Excerpt from a dataset
====

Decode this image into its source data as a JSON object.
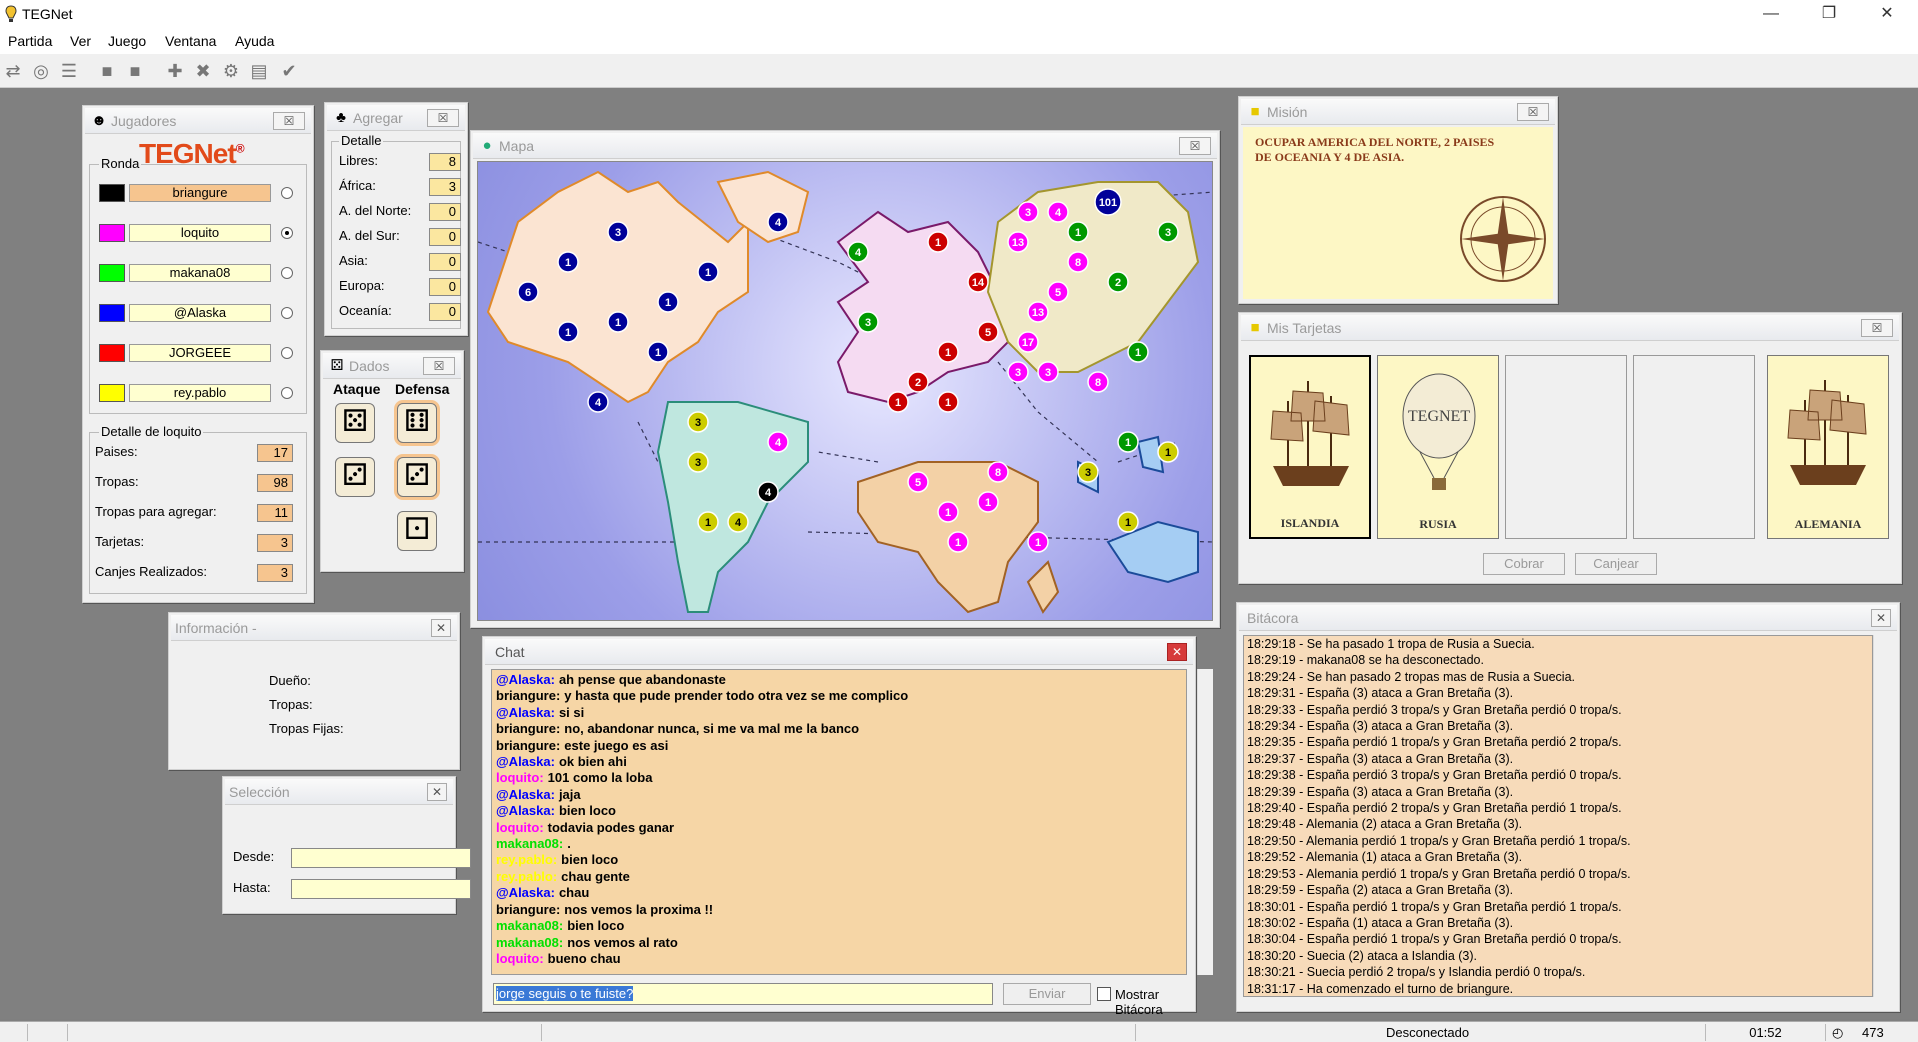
{
  "window": {
    "title": "TEGNet"
  },
  "menu": [
    "Partida",
    "Ver",
    "Juego",
    "Ventana",
    "Ayuda"
  ],
  "jugadores": {
    "title": "Jugadores",
    "logo": "TEGNet",
    "ronda_label": "Ronda",
    "players": [
      {
        "name": "briangure",
        "color": "#000000",
        "bg": "#f6c58f",
        "selected": false
      },
      {
        "name": "loquito",
        "color": "#ff00ff",
        "bg": "#ffffd0",
        "selected": true
      },
      {
        "name": "makana08",
        "color": "#00ff00",
        "bg": "#ffffd0",
        "selected": false
      },
      {
        "name": "@Alaska",
        "color": "#0000ff",
        "bg": "#ffffd0",
        "selected": false
      },
      {
        "name": "JORGEEE",
        "color": "#ff0000",
        "bg": "#ffffd0",
        "selected": false
      },
      {
        "name": "rey.pablo",
        "color": "#ffff00",
        "bg": "#ffffd0",
        "selected": false
      }
    ],
    "detalle_label": "Detalle de loquito",
    "detalle": [
      {
        "label": "Paises:",
        "value": "17"
      },
      {
        "label": "Tropas:",
        "value": "98"
      },
      {
        "label": "Tropas para agregar:",
        "value": "11"
      },
      {
        "label": "Tarjetas:",
        "value": "3"
      },
      {
        "label": "Canjes Realizados:",
        "value": "3"
      }
    ]
  },
  "agregar": {
    "title": "Agregar",
    "detalle_label": "Detalle",
    "rows": [
      {
        "label": "Libres:",
        "value": "8"
      },
      {
        "label": "África:",
        "value": "3"
      },
      {
        "label": "A. del Norte:",
        "value": "0"
      },
      {
        "label": "A. del Sur:",
        "value": "0"
      },
      {
        "label": "Asia:",
        "value": "0"
      },
      {
        "label": "Europa:",
        "value": "0"
      },
      {
        "label": "Oceanía:",
        "value": "0"
      }
    ]
  },
  "dados": {
    "title": "Dados",
    "ataque": "Ataque",
    "defensa": "Defensa"
  },
  "informacion": {
    "title": "Información -",
    "dueno": "Dueño:",
    "tropas": "Tropas:",
    "fijas": "Tropas Fijas:"
  },
  "seleccion": {
    "title": "Selección",
    "desde": "Desde:",
    "hasta": "Hasta:"
  },
  "mapa": {
    "title": "Mapa"
  },
  "mision": {
    "title": "Misión",
    "text": "OCUPAR AMERICA DEL NORTE, 2 PAISES DE OCEANIA Y 4 DE ASIA."
  },
  "tarjetas": {
    "title": "Mis Tarjetas",
    "cards": [
      "ISLANDIA",
      "RUSIA",
      "",
      "",
      "ALEMANIA"
    ],
    "cobrar": "Cobrar",
    "canjear": "Canjear"
  },
  "chat": {
    "title": "Chat",
    "input": "jorge seguis o te fuiste?",
    "enviar": "Enviar",
    "mostrar": "Mostrar Bitácora",
    "lines": [
      {
        "who": "@Alaska:",
        "color": "#0000ff",
        "msg": "ah pense que abandonaste"
      },
      {
        "who": "briangure:",
        "color": "#000000",
        "msg": "y hasta que pude prender todo otra vez se me complico"
      },
      {
        "who": "@Alaska:",
        "color": "#0000ff",
        "msg": "si si"
      },
      {
        "who": "briangure:",
        "color": "#000000",
        "msg": "no, abandonar nunca, si me va mal me la banco"
      },
      {
        "who": "briangure:",
        "color": "#000000",
        "msg": "este juego es asi"
      },
      {
        "who": "@Alaska:",
        "color": "#0000ff",
        "msg": "ok bien ahi"
      },
      {
        "who": "loquito:",
        "color": "#ff00ff",
        "msg": "101 como la loba"
      },
      {
        "who": "@Alaska:",
        "color": "#0000ff",
        "msg": "jaja"
      },
      {
        "who": "@Alaska:",
        "color": "#0000ff",
        "msg": "bien loco"
      },
      {
        "who": "loquito:",
        "color": "#ff00ff",
        "msg": "todavia podes ganar"
      },
      {
        "who": "makana08:",
        "color": "#00e000",
        "msg": "."
      },
      {
        "who": "rey.pablo:",
        "color": "#ffff00",
        "msg": "bien loco"
      },
      {
        "who": "rey.pablo:",
        "color": "#ffff00",
        "msg": "chau gente"
      },
      {
        "who": "@Alaska:",
        "color": "#0000ff",
        "msg": "chau"
      },
      {
        "who": "briangure:",
        "color": "#000000",
        "msg": "nos vemos la proxima !!"
      },
      {
        "who": "makana08:",
        "color": "#00e000",
        "msg": "bien loco"
      },
      {
        "who": "makana08:",
        "color": "#00e000",
        "msg": "nos vemos al rato"
      },
      {
        "who": "loquito:",
        "color": "#ff00ff",
        "msg": "bueno chau"
      }
    ]
  },
  "bitacora": {
    "title": "Bitácora",
    "lines": [
      "18:29:18 - Se ha pasado 1 tropa de Rusia a Suecia.",
      "18:29:19 - makana08 se ha desconectado.",
      "18:29:24 - Se han pasado 2 tropas mas de Rusia a Suecia.",
      "18:29:31 - España (3) ataca a Gran Bretaña (3).",
      "18:29:33 - España perdió 3 tropa/s y Gran Bretaña perdió 0 tropa/s.",
      "18:29:34 - España (3) ataca a Gran Bretaña (3).",
      "18:29:35 - España perdió 1 tropa/s y Gran Bretaña perdió 2 tropa/s.",
      "18:29:37 - España (3) ataca a Gran Bretaña (3).",
      "18:29:38 - España perdió 3 tropa/s y Gran Bretaña perdió 0 tropa/s.",
      "18:29:39 - España (3) ataca a Gran Bretaña (3).",
      "18:29:40 - España perdió 2 tropa/s y Gran Bretaña perdió 1 tropa/s.",
      "18:29:48 - Alemania (2) ataca a Gran Bretaña (3).",
      "18:29:50 - Alemania perdió 1 tropa/s y Gran Bretaña perdió 1 tropa/s.",
      "18:29:52 - Alemania (1) ataca a Gran Bretaña (3).",
      "18:29:53 - Alemania perdió 1 tropa/s y Gran Bretaña perdió 0 tropa/s.",
      "18:29:59 - España (2) ataca a Gran Bretaña (3).",
      "18:30:01 - España perdió 1 tropa/s y Gran Bretaña perdió 1 tropa/s.",
      "18:30:02 - España (1) ataca a Gran Bretaña (3).",
      "18:30:04 - España perdió 1 tropa/s y Gran Bretaña perdió 0 tropa/s.",
      "18:30:20 - Suecia (2) ataca a Islandia (3).",
      "18:30:21 - Suecia perdió 2 tropa/s y Islandia perdió 0 tropa/s.",
      "18:31:17 - Ha comenzado el turno de briangure."
    ]
  },
  "status": {
    "conn": "Desconectado",
    "time": "01:52",
    "count": "473"
  },
  "map_armies": [
    {
      "n": "3",
      "c": "#000099"
    },
    {
      "n": "4",
      "c": "#000099"
    },
    {
      "n": "1",
      "c": "#000099"
    },
    {
      "n": "1",
      "c": "#000099"
    },
    {
      "n": "6",
      "c": "#000099"
    },
    {
      "n": "1",
      "c": "#000099"
    },
    {
      "n": "1",
      "c": "#000099"
    },
    {
      "n": "1",
      "c": "#000099"
    },
    {
      "n": "1",
      "c": "#000099"
    },
    {
      "n": "4",
      "c": "#000099"
    },
    {
      "n": "3",
      "c": "#cccc00"
    },
    {
      "n": "4",
      "c": "#ff00ff"
    },
    {
      "n": "3",
      "c": "#cccc00"
    },
    {
      "n": "4",
      "c": "#000000"
    },
    {
      "n": "1",
      "c": "#cccc00"
    },
    {
      "n": "4",
      "c": "#cccc00"
    },
    {
      "n": "4",
      "c": "#009900"
    },
    {
      "n": "3",
      "c": "#009900"
    },
    {
      "n": "1",
      "c": "#cc0000"
    },
    {
      "n": "14",
      "c": "#cc0000"
    },
    {
      "n": "1",
      "c": "#cc0000"
    },
    {
      "n": "5",
      "c": "#cc0000"
    },
    {
      "n": "2",
      "c": "#cc0000"
    },
    {
      "n": "1",
      "c": "#cc0000"
    },
    {
      "n": "1",
      "c": "#cc0000"
    },
    {
      "n": "3",
      "c": "#ff00ff"
    },
    {
      "n": "4",
      "c": "#ff00ff"
    },
    {
      "n": "13",
      "c": "#ff00ff"
    },
    {
      "n": "101",
      "c": "#000099"
    },
    {
      "n": "1",
      "c": "#009900"
    },
    {
      "n": "3",
      "c": "#009900"
    },
    {
      "n": "8",
      "c": "#ff00ff"
    },
    {
      "n": "2",
      "c": "#009900"
    },
    {
      "n": "5",
      "c": "#ff00ff"
    },
    {
      "n": "13",
      "c": "#ff00ff"
    },
    {
      "n": "17",
      "c": "#ff00ff"
    },
    {
      "n": "3",
      "c": "#ff00ff"
    },
    {
      "n": "3",
      "c": "#ff00ff"
    },
    {
      "n": "1",
      "c": "#009900"
    },
    {
      "n": "8",
      "c": "#ff00ff"
    },
    {
      "n": "5",
      "c": "#ff00ff"
    },
    {
      "n": "8",
      "c": "#ff00ff"
    },
    {
      "n": "1",
      "c": "#ff00ff"
    },
    {
      "n": "1",
      "c": "#ff00ff"
    },
    {
      "n": "1",
      "c": "#ff00ff"
    },
    {
      "n": "1",
      "c": "#ff00ff"
    },
    {
      "n": "3",
      "c": "#cccc00"
    },
    {
      "n": "1",
      "c": "#009900"
    },
    {
      "n": "1",
      "c": "#cccc00"
    },
    {
      "n": "1",
      "c": "#cccc00"
    }
  ]
}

====

* **Exercise brief**
Every line in the data above that contains "Bitácora" needs to be copied.

* **Task answer**
    "mostrar": "Mostrar Bitácora",
    "title": "Bitácora",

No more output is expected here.